═════ SUPPLIED MATERIAL ═════

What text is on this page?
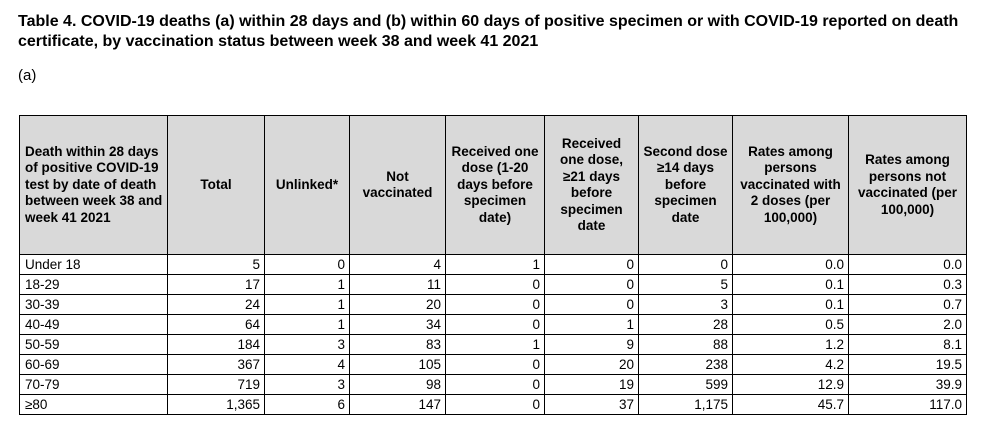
Table 4. COVID-19 deaths (a) within 28 days and (b) within 60 days of positive specimen or with COVID-19 reported on death certificate, by vaccination status between week 38 and week 41 2021
(a)
Death within 28 days of positive COVID-19 test by date of death between week 38 and week 41 2021	Total	Unlinked*	Not vaccinated	Received one dose (1-20 days before specimen date)	Received one dose, ≥21 days before specimen date	Second dose ≥14 days before specimen date	Rates among persons vaccinated with 2 doses (per 100,000)	Rates among persons not vaccinated (per 100,000)
Under 18	5	0	4	1	0	0	0.0	0.0
18-29	17	1	11	0	0	5	0.1	0.3
30-39	24	1	20	0	0	3	0.1	0.7
40-49	64	1	34	0	1	28	0.5	2.0
50-59	184	3	83	1	9	88	1.2	8.1
60-69	367	4	105	0	20	238	4.2	19.5
70-79	719	3	98	0	19	599	12.9	39.9
≥80	1,365	6	147	0	37	1,175	45.7	117.0
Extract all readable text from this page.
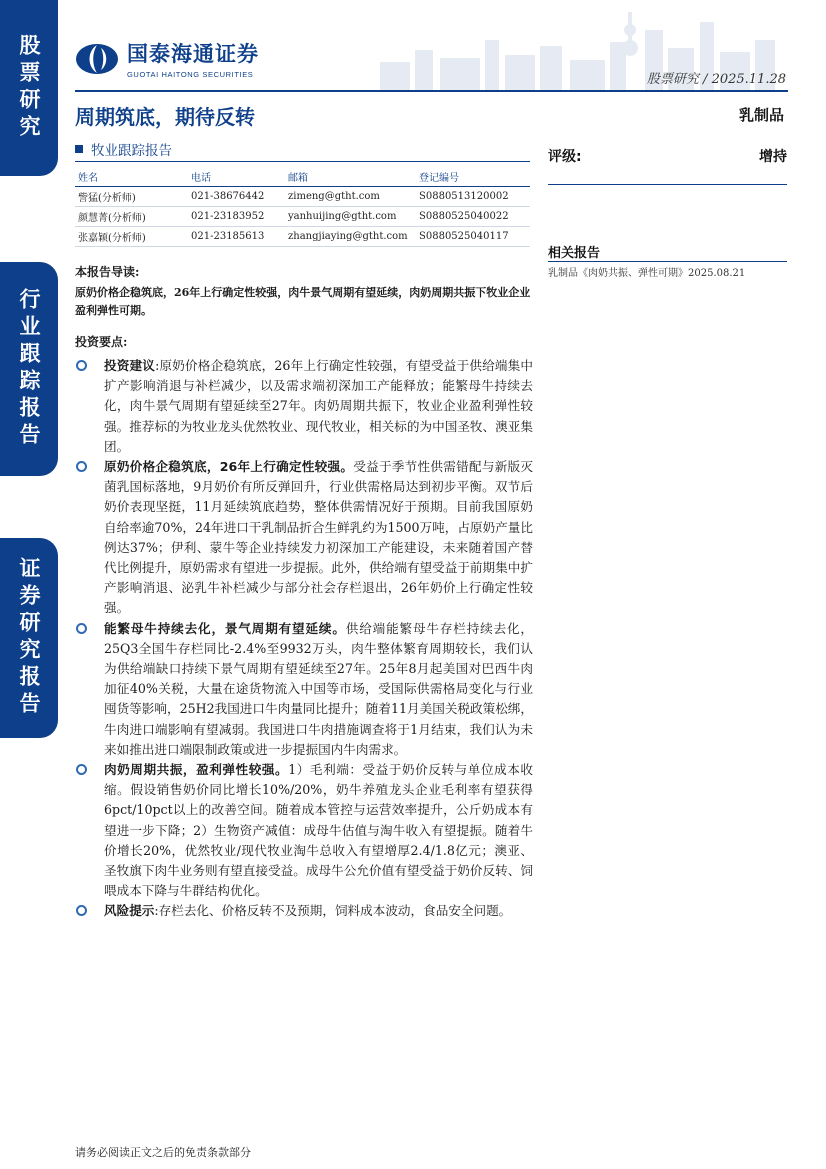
股票研究
行业跟踪报告
证券研究报告
国泰海通证券
GUOTAI HAITONG SECURITIES	股票研究 / 2025.11.28
周期筑底，期待反转	乳制品
牧业跟踪报告
姓名	电话	邮箱	登记编号
訾猛(分析师)	021-38676442	zimeng@gtht.com	S0880513120002
颜慧菁(分析师)	021-23183952	yanhuijing@gtht.com	S0880525040022
张嘉颖(分析师)	021-23185613	zhangjiaying@gtht.com	S0880525040117
评级:	增持
相关报告
乳制品《肉奶共振、弹性可期》2025.08.21
本报告导读:
原奶价格企稳筑底，26年上行确定性较强，肉牛景气周期有望延续，肉奶周期共振下牧业企业盈利弹性可期。
投资要点:
投资建议:原奶价格企稳筑底，26年上行确定性较强，有望受益于供给端集中扩产影响消退与补栏减少，以及需求端初深加工产能释放；能繁母牛持续去化，肉牛景气周期有望延续至27年。肉奶周期共振下，牧业企业盈利弹性较强。推荐标的为牧业龙头优然牧业、现代牧业，相关标的为中国圣牧、澳亚集团。
原奶价格企稳筑底，26年上行确定性较强。受益于季节性供需错配与新版灭菌乳国标落地，9月奶价有所反弹回升，行业供需格局达到初步平衡。双节后奶价表现坚挺，11月延续筑底趋势，整体供需情况好于预期。目前我国原奶自给率逾70%，24年进口干乳制品折合生鲜乳约为1500万吨，占原奶产量比例达37%；伊利、蒙牛等企业持续发力初深加工产能建设，未来随着国产替代比例提升，原奶需求有望进一步提振。此外，供给端有望受益于前期集中扩产影响消退、泌乳牛补栏减少与部分社会存栏退出，26年奶价上行确定性较强。
能繁母牛持续去化，景气周期有望延续。供给端能繁母牛存栏持续去化，25Q3全国牛存栏同比-2.4%至9932万头，肉牛整体繁育周期较长，我们认为供给端缺口持续下景气周期有望延续至27年。25年8月起美国对巴西牛肉加征40%关税，大量在途货物流入中国等市场，受国际供需格局变化与行业囤货等影响，25H2我国进口牛肉量同比提升；随着11月美国关税政策松绑，牛肉进口端影响有望减弱。我国进口牛肉措施调查将于1月结束，我们认为未来如推出进口端限制政策或进一步提振国内牛肉需求。
肉奶周期共振，盈利弹性较强。1）毛利端：受益于奶价反转与单位成本收缩。假设销售奶价同比增长10%/20%，奶牛养殖龙头企业毛利率有望获得6pct/10pct以上的改善空间。随着成本管控与运营效率提升，公斤奶成本有望进一步下降；2）生物资产减值：成母牛估值与淘牛收入有望提振。随着牛价增长20%，优然牧业/现代牧业淘牛总收入有望增厚2.4/1.8亿元；澳亚、圣牧旗下肉牛业务则有望直接受益。成母牛公允价值有望受益于奶价反转、饲喂成本下降与牛群结构优化。
风险提示:存栏去化、价格反转不及预期，饲料成本波动，食品安全问题。
请务必阅读正文之后的免责条款部分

═════

WHAT TO PRODUCE: Find all lines holding the string "能繁母牛持续去化" and copy them.

EXERCISE ANSWER:
投资建议:原奶价格企稳筑底，26年上行确定性较强，有望受益于供给端集中扩产影响消退与补栏减少，以及需求端初深加工产能释放；能繁母牛持续去化，肉牛景气周期有望延续至27年。肉奶周期共振下，牧业企业盈利弹性较强。推荐标的为牧业龙头优然牧业、现代牧业，相关标的为中国圣牧、澳亚集团。
能繁母牛持续去化，景气周期有望延续。供给端能繁母牛存栏持续去化，25Q3全国牛存栏同比-2.4%至9932万头，肉牛整体繁育周期较长，我们认为供给端缺口持续下景气周期有望延续至27年。25年8月起美国对巴西牛肉加征40%关税，大量在途货物流入中国等市场，受国际供需格局变化与行业囤货等影响，25H2我国进口牛肉量同比提升；随着11月美国关税政策松绑，牛肉进口端影响有望减弱。我国进口牛肉措施调查将于1月结束，我们认为未来如推出进口端限制政策或进一步提振国内牛肉需求。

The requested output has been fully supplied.